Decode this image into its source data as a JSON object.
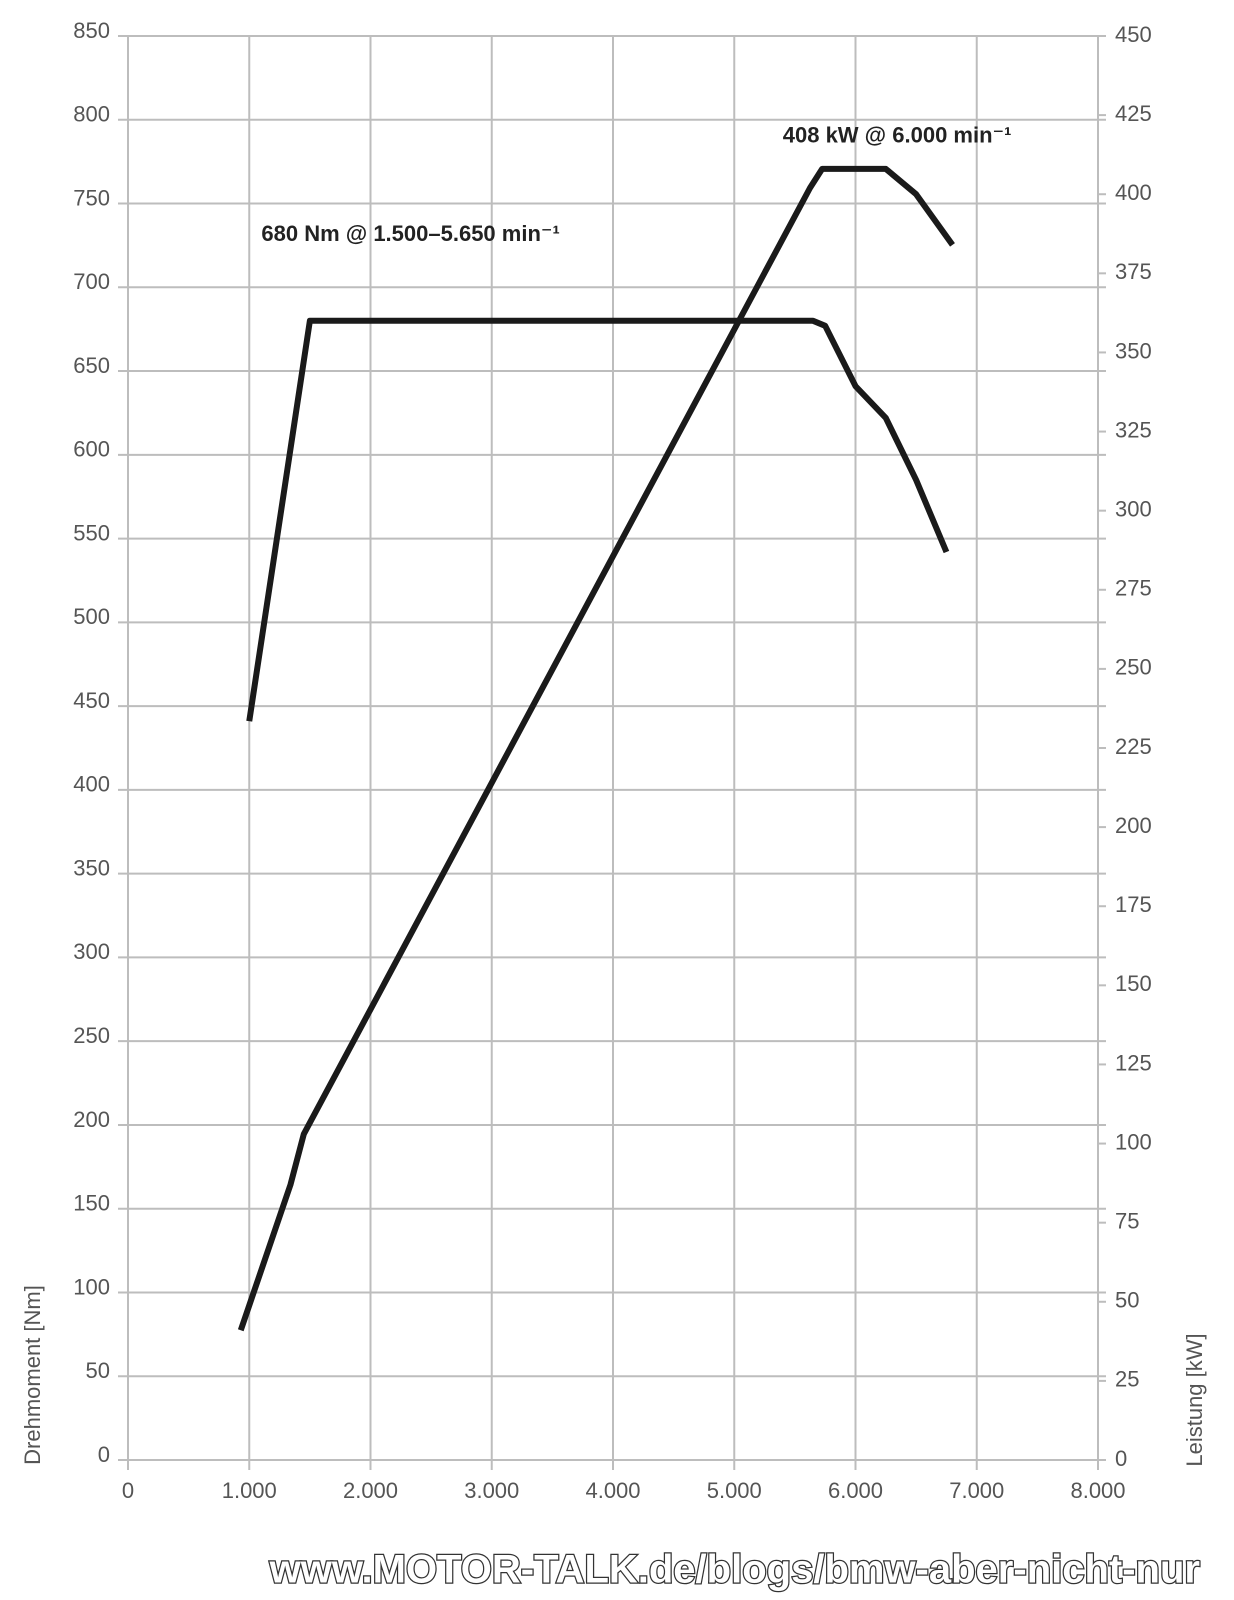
{
  "chart_data": {
    "type": "line",
    "xlim": [
      0,
      8000
    ],
    "xticks": [
      0,
      {
        "value": 1000,
        "label": "1.000"
      },
      {
        "value": 2000,
        "label": "2.000"
      },
      {
        "value": 3000,
        "label": "3.000"
      },
      {
        "value": 4000,
        "label": "4.000"
      },
      {
        "value": 5000,
        "label": "5.000"
      },
      {
        "value": 6000,
        "label": "6.000"
      },
      {
        "value": 7000,
        "label": "7.000"
      },
      {
        "value": 8000,
        "label": "8.000"
      }
    ],
    "ylim": [
      0,
      850
    ],
    "yticks": [
      0,
      50,
      100,
      150,
      200,
      250,
      300,
      350,
      400,
      450,
      500,
      550,
      600,
      650,
      700,
      750,
      800,
      850
    ],
    "y2lim": [
      0,
      450
    ],
    "y2ticks": [
      0,
      25,
      50,
      75,
      100,
      125,
      150,
      175,
      200,
      225,
      250,
      275,
      300,
      325,
      350,
      375,
      400,
      425,
      450
    ],
    "ylabel": "Drehmoment [Nm]",
    "y2label": "Leistung [kW]",
    "grid": true,
    "series": [
      {
        "name": "Drehmoment",
        "color": "#1a1a1a",
        "x": [
          1000,
          1500,
          5650,
          5750,
          6000,
          6250,
          6500,
          6750
        ],
        "values": [
          441,
          680,
          680,
          677,
          641,
          622,
          585,
          542
        ]
      },
      {
        "name": "Leistung",
        "color": "#1a1a1a",
        "axis": "y2",
        "x": [
          930,
          1340,
          1450,
          5625,
          5725,
          6250,
          6500,
          6800
        ],
        "values": [
          41,
          87,
          103,
          402,
          408,
          408,
          400,
          384
        ]
      }
    ],
    "annotations": [
      {
        "text": "408 kW @ 6.000 min⁻¹",
        "x": 5400,
        "y": 408
      },
      {
        "text": "680 Nm @ 1.500–5.650 min⁻¹",
        "x": 1100,
        "y": 712
      }
    ],
    "watermark": "www.MOTOR-TALK.de/blogs/bmw-aber-nicht-nur"
  }
}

_ _ _ _ _ _ _

> Your task
Using the records above, output their complete text exactly, minus any images.

> Solved problem
Decode this image into its source data as a JSON object.
{
  "chart_data": {
    "type": "line",
    "xlim": [
      0,
      8000
    ],
    "xticks": [
      0,
      {
        "value": 1000,
        "label": "1.000"
      },
      {
        "value": 2000,
        "label": "2.000"
      },
      {
        "value": 3000,
        "label": "3.000"
      },
      {
        "value": 4000,
        "label": "4.000"
      },
      {
        "value": 5000,
        "label": "5.000"
      },
      {
        "value": 6000,
        "label": "6.000"
      },
      {
        "value": 7000,
        "label": "7.000"
      },
      {
        "value": 8000,
        "label": "8.000"
      }
    ],
    "ylim": [
      0,
      850
    ],
    "yticks": [
      0,
      50,
      100,
      150,
      200,
      250,
      300,
      350,
      400,
      450,
      500,
      550,
      600,
      650,
      700,
      750,
      800,
      850
    ],
    "y2lim": [
      0,
      450
    ],
    "y2ticks": [
      0,
      25,
      50,
      75,
      100,
      125,
      150,
      175,
      200,
      225,
      250,
      275,
      300,
      325,
      350,
      375,
      400,
      425,
      450
    ],
    "ylabel": "Drehmoment [Nm]",
    "y2label": "Leistung [kW]",
    "grid": true,
    "series": [
      {
        "name": "Drehmoment",
        "color": "#1a1a1a",
        "x": [
          1000,
          1500,
          5650,
          5750,
          6000,
          6250,
          6500,
          6750
        ],
        "values": [
          441,
          680,
          680,
          677,
          641,
          622,
          585,
          542
        ]
      },
      {
        "name": "Leistung",
        "color": "#1a1a1a",
        "axis": "y2",
        "x": [
          930,
          1340,
          1450,
          5625,
          5725,
          6250,
          6500,
          6800
        ],
        "values": [
          41,
          87,
          103,
          402,
          408,
          408,
          400,
          384
        ]
      }
    ],
    "annotations": [
      {
        "text": "408 kW @ 6.000 min⁻¹",
        "x": 5400,
        "y": 408
      },
      {
        "text": "680 Nm @ 1.500–5.650 min⁻¹",
        "x": 1100,
        "y": 712
      }
    ],
    "watermark": "www.MOTOR-TALK.de/blogs/bmw-aber-nicht-nur"
  }
}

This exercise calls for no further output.